» DATA SHOWN:

+++

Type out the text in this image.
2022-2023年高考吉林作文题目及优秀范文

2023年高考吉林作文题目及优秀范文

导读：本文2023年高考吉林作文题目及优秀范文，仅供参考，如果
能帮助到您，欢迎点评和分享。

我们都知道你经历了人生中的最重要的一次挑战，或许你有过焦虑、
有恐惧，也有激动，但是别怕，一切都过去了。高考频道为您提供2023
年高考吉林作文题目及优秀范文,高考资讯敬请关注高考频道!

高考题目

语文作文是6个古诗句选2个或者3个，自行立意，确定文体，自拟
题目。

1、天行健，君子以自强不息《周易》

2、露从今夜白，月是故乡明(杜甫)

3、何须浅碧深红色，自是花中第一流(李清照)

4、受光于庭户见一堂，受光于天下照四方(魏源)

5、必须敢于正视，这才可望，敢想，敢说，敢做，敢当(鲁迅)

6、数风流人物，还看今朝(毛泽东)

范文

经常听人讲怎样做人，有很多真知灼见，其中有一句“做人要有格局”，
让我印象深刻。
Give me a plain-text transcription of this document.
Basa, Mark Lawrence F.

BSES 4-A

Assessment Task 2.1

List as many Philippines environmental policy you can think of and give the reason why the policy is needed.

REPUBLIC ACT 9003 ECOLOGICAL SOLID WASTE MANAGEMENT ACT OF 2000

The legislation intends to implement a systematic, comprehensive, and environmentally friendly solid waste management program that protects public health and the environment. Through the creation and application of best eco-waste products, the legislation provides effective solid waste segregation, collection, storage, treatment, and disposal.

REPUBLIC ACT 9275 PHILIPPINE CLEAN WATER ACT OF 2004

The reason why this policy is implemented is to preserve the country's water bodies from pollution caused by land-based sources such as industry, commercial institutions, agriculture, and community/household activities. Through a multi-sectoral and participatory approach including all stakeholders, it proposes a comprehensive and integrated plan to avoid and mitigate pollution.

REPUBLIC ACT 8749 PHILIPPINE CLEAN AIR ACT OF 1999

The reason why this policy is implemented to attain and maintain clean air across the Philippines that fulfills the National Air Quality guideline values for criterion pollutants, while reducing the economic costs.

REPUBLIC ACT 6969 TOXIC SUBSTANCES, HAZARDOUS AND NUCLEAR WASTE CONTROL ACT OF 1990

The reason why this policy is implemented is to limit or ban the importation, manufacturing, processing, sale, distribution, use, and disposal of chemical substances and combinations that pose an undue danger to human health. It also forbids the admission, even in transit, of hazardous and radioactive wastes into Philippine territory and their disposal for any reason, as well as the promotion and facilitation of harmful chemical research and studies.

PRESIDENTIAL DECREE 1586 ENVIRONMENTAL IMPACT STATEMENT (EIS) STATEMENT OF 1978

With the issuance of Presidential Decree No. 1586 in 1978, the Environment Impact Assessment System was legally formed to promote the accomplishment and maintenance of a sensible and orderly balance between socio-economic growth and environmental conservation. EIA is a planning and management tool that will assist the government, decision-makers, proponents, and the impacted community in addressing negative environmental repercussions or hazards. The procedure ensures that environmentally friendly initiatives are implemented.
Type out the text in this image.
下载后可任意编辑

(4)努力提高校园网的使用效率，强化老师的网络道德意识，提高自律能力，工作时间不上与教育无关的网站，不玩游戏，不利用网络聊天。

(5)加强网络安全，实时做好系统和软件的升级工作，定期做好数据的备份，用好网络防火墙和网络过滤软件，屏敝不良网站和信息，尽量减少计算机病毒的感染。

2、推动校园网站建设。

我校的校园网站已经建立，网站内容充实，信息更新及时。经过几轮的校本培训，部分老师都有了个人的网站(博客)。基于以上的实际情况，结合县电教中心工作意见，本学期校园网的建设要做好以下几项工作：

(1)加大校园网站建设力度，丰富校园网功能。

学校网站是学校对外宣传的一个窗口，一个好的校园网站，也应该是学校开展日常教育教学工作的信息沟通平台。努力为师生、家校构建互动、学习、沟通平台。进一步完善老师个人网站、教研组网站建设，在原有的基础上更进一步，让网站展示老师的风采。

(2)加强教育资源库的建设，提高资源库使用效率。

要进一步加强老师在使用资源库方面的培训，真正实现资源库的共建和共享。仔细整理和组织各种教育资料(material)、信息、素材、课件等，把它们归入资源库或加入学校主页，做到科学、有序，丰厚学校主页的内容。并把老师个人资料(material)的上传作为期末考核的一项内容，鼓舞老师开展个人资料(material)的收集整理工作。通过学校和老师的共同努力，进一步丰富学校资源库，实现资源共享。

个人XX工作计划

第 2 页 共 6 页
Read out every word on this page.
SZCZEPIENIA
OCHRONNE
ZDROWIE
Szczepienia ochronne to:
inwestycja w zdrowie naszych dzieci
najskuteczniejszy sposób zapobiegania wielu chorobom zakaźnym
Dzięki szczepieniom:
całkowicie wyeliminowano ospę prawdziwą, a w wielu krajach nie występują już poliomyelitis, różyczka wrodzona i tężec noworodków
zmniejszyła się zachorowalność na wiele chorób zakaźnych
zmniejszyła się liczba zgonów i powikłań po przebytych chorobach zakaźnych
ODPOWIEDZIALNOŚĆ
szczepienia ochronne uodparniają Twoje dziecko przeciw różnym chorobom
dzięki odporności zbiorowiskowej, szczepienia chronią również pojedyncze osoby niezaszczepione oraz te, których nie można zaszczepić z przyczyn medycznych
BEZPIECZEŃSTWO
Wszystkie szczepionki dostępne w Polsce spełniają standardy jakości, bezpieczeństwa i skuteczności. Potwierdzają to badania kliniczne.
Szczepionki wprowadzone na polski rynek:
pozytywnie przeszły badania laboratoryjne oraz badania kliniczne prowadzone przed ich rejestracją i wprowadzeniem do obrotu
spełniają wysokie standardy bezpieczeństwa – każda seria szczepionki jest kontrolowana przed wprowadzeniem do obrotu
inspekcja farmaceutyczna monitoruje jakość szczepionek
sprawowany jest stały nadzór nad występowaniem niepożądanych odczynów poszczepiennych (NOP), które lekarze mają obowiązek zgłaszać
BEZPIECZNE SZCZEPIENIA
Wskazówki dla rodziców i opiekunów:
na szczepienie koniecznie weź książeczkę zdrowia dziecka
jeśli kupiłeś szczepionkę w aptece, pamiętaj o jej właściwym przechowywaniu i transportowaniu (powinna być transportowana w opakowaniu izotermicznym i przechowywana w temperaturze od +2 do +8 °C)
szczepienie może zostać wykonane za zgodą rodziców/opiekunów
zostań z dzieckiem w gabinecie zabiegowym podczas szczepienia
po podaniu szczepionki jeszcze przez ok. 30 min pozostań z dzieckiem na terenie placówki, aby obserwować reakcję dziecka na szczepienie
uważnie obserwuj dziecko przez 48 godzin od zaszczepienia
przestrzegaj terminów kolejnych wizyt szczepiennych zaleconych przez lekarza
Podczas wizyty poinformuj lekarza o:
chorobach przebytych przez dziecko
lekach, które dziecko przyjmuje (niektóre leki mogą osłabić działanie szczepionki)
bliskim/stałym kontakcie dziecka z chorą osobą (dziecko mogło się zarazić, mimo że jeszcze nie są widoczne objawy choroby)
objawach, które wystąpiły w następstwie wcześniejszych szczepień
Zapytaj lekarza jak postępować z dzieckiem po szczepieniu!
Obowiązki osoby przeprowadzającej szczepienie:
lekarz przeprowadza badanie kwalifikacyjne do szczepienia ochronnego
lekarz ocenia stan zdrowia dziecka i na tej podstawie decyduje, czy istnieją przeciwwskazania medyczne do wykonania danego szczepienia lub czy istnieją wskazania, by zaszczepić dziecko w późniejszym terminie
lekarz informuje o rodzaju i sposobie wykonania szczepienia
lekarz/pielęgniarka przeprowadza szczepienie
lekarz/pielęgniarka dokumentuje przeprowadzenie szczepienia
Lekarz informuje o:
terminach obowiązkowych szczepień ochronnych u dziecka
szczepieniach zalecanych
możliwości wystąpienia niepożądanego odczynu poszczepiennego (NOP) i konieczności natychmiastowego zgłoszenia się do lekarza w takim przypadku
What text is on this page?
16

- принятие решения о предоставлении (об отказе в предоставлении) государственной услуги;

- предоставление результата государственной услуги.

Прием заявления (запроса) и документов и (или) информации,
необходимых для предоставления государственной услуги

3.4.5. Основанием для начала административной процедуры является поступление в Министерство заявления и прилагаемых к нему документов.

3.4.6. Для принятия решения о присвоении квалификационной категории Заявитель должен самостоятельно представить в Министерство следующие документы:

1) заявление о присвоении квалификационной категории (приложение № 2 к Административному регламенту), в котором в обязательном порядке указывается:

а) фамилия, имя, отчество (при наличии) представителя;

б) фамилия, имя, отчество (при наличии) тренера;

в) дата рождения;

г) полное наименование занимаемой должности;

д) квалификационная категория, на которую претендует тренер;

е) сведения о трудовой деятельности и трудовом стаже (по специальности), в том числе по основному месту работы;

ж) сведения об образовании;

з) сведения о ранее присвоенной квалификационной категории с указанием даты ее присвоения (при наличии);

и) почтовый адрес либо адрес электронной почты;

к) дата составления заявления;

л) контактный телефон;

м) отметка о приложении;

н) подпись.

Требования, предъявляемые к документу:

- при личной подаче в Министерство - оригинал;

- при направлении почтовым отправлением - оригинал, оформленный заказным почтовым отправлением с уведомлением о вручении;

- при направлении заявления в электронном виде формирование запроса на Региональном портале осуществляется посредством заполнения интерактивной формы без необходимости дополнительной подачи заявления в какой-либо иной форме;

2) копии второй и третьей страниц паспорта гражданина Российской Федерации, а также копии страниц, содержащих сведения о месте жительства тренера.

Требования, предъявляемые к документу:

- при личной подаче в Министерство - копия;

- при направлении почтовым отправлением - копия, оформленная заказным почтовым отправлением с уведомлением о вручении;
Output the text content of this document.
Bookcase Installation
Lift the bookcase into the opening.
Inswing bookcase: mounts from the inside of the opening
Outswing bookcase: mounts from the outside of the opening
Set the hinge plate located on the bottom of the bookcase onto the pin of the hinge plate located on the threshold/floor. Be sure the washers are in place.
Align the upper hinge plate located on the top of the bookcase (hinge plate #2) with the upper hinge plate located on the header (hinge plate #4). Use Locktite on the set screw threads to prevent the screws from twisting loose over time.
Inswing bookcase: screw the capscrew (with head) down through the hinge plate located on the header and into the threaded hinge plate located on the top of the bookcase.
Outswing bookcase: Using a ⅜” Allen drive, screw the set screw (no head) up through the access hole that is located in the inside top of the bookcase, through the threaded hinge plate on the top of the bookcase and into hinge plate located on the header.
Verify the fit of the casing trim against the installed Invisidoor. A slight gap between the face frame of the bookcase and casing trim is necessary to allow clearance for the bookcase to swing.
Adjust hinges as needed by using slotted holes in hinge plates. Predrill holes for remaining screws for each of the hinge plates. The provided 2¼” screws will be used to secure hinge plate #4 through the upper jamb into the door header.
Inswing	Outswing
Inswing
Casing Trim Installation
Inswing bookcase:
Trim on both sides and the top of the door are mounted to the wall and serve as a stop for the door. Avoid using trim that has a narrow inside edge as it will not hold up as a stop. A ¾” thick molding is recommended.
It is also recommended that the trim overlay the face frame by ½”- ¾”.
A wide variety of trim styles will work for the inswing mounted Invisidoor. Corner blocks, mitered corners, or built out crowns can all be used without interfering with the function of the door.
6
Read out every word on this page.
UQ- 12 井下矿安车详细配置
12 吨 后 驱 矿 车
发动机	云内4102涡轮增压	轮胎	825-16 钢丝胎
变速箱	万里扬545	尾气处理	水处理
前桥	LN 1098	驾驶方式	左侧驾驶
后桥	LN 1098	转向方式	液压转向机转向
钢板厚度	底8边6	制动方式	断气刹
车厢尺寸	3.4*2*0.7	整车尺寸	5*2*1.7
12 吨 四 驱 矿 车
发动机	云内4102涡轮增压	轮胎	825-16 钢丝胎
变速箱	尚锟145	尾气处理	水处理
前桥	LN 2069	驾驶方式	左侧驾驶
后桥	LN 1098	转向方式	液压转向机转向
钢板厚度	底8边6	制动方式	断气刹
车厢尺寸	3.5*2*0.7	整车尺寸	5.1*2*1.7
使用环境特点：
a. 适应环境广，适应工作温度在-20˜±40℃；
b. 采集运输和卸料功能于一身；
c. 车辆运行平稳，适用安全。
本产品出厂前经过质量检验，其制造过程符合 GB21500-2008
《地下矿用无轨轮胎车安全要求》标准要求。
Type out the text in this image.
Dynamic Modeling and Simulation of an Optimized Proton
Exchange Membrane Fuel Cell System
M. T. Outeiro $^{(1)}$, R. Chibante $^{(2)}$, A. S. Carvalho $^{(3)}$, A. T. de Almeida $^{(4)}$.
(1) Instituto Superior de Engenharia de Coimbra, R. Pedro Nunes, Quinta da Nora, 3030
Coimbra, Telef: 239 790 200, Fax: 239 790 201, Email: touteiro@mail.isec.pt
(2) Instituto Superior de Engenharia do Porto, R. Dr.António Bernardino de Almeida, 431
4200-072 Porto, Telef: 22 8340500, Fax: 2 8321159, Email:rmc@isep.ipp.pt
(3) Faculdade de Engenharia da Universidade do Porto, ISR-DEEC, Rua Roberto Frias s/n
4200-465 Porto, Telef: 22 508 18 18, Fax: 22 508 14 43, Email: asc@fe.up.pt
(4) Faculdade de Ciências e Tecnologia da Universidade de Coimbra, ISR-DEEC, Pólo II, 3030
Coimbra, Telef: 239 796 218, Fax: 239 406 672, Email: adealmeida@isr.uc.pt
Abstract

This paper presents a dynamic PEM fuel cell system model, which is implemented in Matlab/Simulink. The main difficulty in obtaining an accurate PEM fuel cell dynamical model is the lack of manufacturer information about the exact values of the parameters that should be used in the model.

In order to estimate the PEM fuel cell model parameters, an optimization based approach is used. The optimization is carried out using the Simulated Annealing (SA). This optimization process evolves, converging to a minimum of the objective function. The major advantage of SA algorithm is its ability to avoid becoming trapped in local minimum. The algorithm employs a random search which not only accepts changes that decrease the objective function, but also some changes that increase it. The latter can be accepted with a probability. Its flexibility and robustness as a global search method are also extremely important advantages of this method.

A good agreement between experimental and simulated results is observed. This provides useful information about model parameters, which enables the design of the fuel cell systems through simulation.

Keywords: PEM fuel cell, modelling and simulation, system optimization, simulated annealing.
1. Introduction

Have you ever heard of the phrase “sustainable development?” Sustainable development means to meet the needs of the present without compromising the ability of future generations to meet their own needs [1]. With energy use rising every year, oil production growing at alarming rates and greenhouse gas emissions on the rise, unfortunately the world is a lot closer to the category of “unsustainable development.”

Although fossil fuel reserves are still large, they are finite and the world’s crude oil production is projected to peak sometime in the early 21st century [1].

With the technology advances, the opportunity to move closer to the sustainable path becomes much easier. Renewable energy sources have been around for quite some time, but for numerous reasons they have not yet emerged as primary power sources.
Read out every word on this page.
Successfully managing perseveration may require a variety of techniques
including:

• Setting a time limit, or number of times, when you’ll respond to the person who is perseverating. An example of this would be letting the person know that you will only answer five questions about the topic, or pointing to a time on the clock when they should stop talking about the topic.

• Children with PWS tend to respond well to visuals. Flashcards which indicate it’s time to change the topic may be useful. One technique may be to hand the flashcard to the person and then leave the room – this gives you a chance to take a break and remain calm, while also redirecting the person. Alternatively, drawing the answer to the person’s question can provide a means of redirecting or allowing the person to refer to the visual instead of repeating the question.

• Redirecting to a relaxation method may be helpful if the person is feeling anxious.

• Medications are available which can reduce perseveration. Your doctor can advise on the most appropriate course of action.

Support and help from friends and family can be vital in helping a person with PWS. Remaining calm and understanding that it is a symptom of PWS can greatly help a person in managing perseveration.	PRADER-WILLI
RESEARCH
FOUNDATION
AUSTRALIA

+++

» TASK OBJECTIVE: Count the lines of the data that contain the string "wielu", and reply with that number alone.

» ANSWER TO THIS TASK: 2